• Work to be completed:
Please give the entries again in full and exactly, without any picture.

╭─ Records for the task

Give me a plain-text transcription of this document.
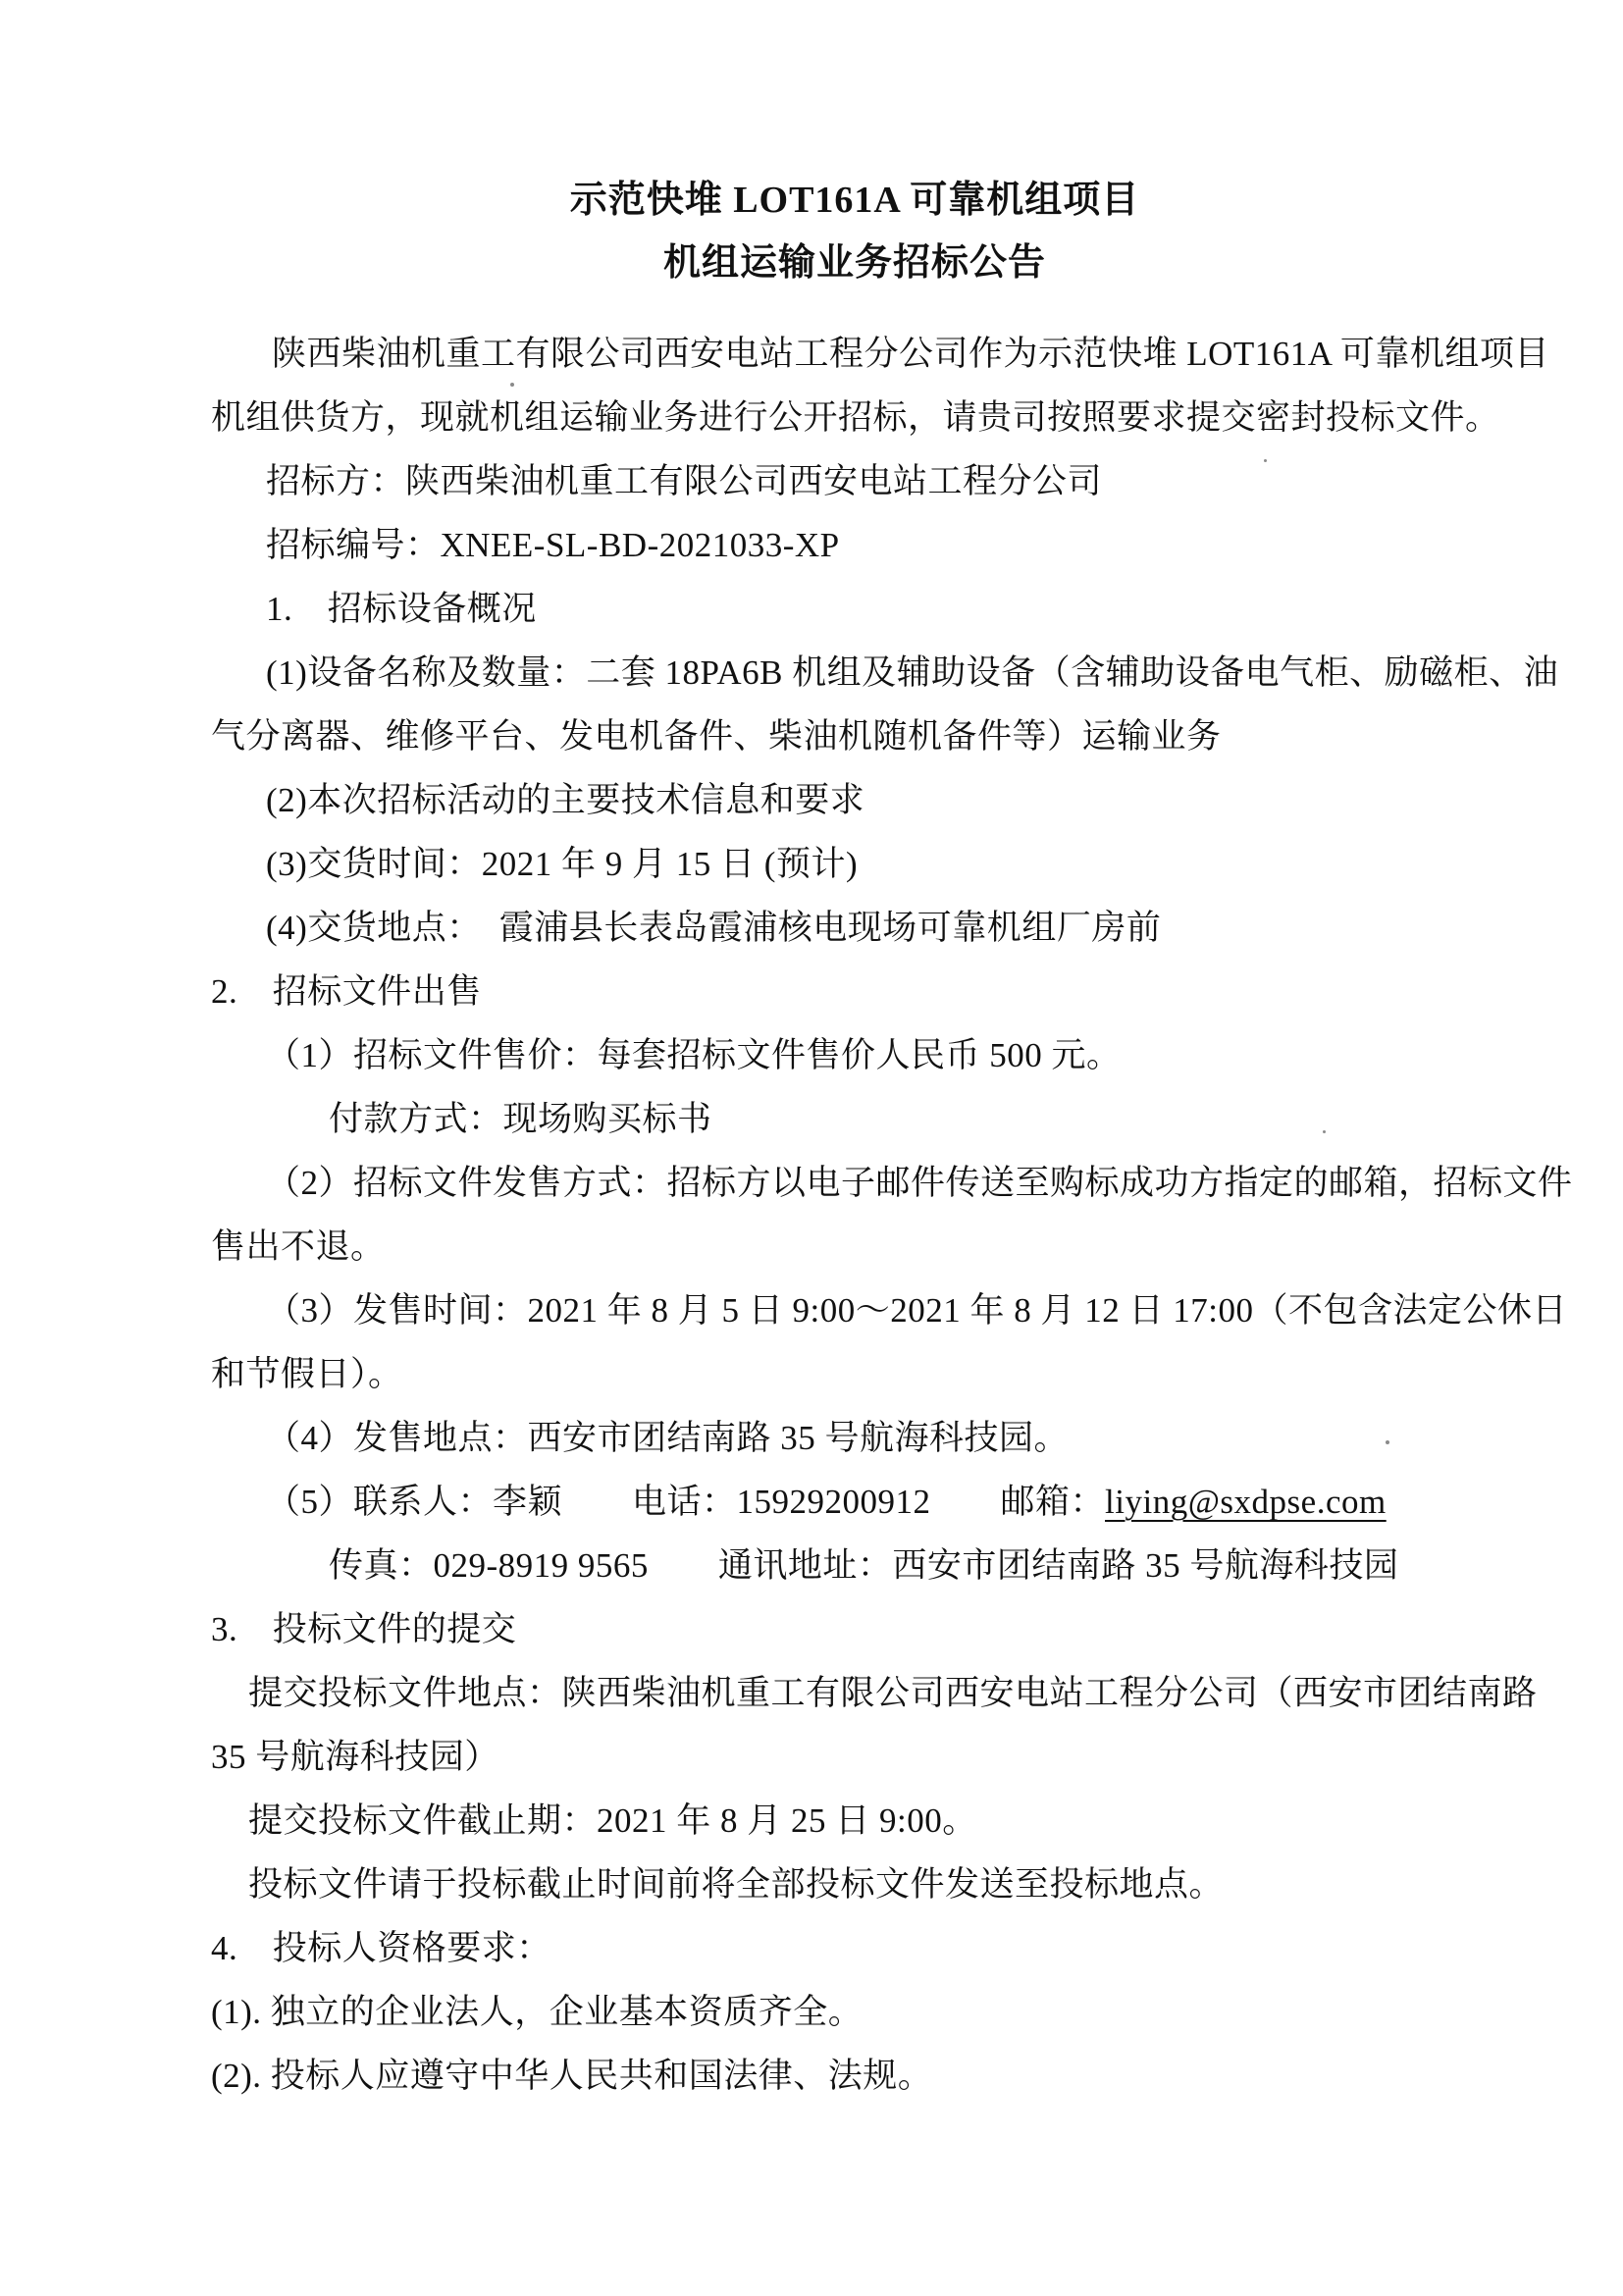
示范快堆 LOT161A 可靠机组项目
机组运输业务招标公告
陕西柴油机重工有限公司西安电站工程分公司作为示范快堆 LOT161A 可靠机组项目
机组供货方，现就机组运输业务进行公开招标，请贵司按照要求提交密封投标文件。
招标方：陕西柴油机重工有限公司西安电站工程分公司
招标编号：XNEE-SL-BD-2021033-XP
1.　招标设备概况
(1)设备名称及数量：二套 18PA6B 机组及辅助设备（含辅助设备电气柜、励磁柜、油
气分离器、维修平台、发电机备件、柴油机随机备件等）运输业务
(2)本次招标活动的主要技术信息和要求
(3)交货时间：2021 年 9 月 15 日 (预计)
(4)交货地点：　霞浦县长表岛霞浦核电现场可靠机组厂房前
2.　招标文件出售
（1）招标文件售价：每套招标文件售价人民币 500 元。
付款方式：现场购买标书
（2）招标文件发售方式：招标方以电子邮件传送至购标成功方指定的邮箱，招标文件
售出不退。
（3）发售时间：2021 年 8 月 5 日 9:00～2021 年 8 月 12 日 17:00（不包含法定公休日
和节假日）。
（4）发售地点：西安市团结南路 35 号航海科技园。
（5）联系人：李颖　　电话：15929200912　　邮箱：liying@sxdpse.com
传真：029-8919 9565　　通讯地址：西安市团结南路 35 号航海科技园
3.　投标文件的提交
提交投标文件地点：陕西柴油机重工有限公司西安电站工程分公司（西安市团结南路
35 号航海科技园）
提交投标文件截止期：2021 年 8 月 25 日 9:00。
投标文件请于投标截止时间前将全部投标文件发送至投标地点。
4.　投标人资格要求：
(1). 独立的企业法人，企业基本资质齐全。
(2). 投标人应遵守中华人民共和国法律、法规。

╰─

• Response to the exercise:
Give me a plain-text transcription of this document.
示范快堆 LOT161A 可靠机组项目
机组运输业务招标公告
陕西柴油机重工有限公司西安电站工程分公司作为示范快堆 LOT161A 可靠机组项目
机组供货方，现就机组运输业务进行公开招标，请贵司按照要求提交密封投标文件。
招标方：陕西柴油机重工有限公司西安电站工程分公司
招标编号：XNEE-SL-BD-2021033-XP
1.　招标设备概况
(1)设备名称及数量：二套 18PA6B 机组及辅助设备（含辅助设备电气柜、励磁柜、油
气分离器、维修平台、发电机备件、柴油机随机备件等）运输业务
(2)本次招标活动的主要技术信息和要求
(3)交货时间：2021 年 9 月 15 日 (预计)
(4)交货地点：　霞浦县长表岛霞浦核电现场可靠机组厂房前
2.　招标文件出售
（1）招标文件售价：每套招标文件售价人民币 500 元。
付款方式：现场购买标书
（2）招标文件发售方式：招标方以电子邮件传送至购标成功方指定的邮箱，招标文件
售出不退。
（3）发售时间：2021 年 8 月 5 日 9:00～2021 年 8 月 12 日 17:00（不包含法定公休日
和节假日）。
（4）发售地点：西安市团结南路 35 号航海科技园。
（5）联系人：李颖　　电话：15929200912　　邮箱：liying@sxdpse.com
传真：029-8919 9565　　通讯地址：西安市团结南路 35 号航海科技园
3.　投标文件的提交
提交投标文件地点：陕西柴油机重工有限公司西安电站工程分公司（西安市团结南路
35 号航海科技园）
提交投标文件截止期：2021 年 8 月 25 日 9:00。
投标文件请于投标截止时间前将全部投标文件发送至投标地点。
4.　投标人资格要求：
(1). 独立的企业法人，企业基本资质齐全。
(2). 投标人应遵守中华人民共和国法律、法规。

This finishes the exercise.